— EXERCISE REQUIREMENTS —
Copy the entries below exactly. Images do not belong in the copy.

— Dataset entries on figures —

-- START --

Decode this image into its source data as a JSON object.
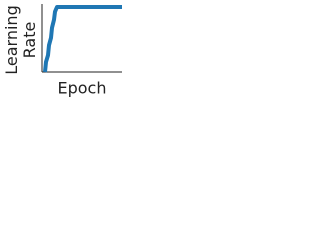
{
  "chart_data": {
    "type": "line",
    "x_label": "Epoch",
    "y_label": "Learning Rate",
    "x": [
      3,
      4,
      6,
      7,
      9,
      10,
      12,
      13,
      15,
      80
    ],
    "series": [
      {
        "color": "#1f77b4",
        "values": [
          0,
          0.15,
          0.25,
          0.4,
          0.51,
          0.66,
          0.78,
          0.9,
          0.97,
          0.97
        ]
      }
    ],
    "xlim": [
      0,
      80
    ],
    "ylim": [
      0,
      1
    ]
  }
}
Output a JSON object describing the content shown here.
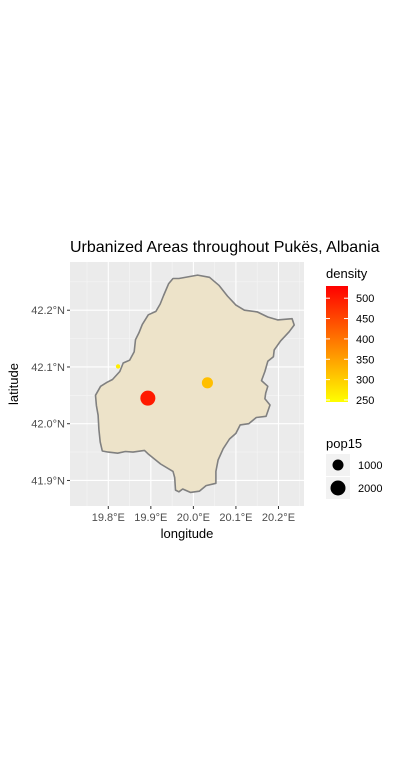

-- END --

— RESPONSE —
Decode this image into its source data as a JSON object.
{
  "chart_data": {
    "type": "line",
    "x_label": "Epoch",
    "y_label": "Learning Rate",
    "x": [
      3,
      4,
      6,
      7,
      9,
      10,
      12,
      13,
      15,
      80
    ],
    "series": [
      {
        "color": "#1f77b4",
        "values": [
          0,
          0.15,
          0.25,
          0.4,
          0.51,
          0.66,
          0.78,
          0.9,
          0.97,
          0.97
        ]
      }
    ],
    "xlim": [
      0,
      80
    ],
    "ylim": [
      0,
      1
    ]
  }
}
Output a JSON object describing the content shown here.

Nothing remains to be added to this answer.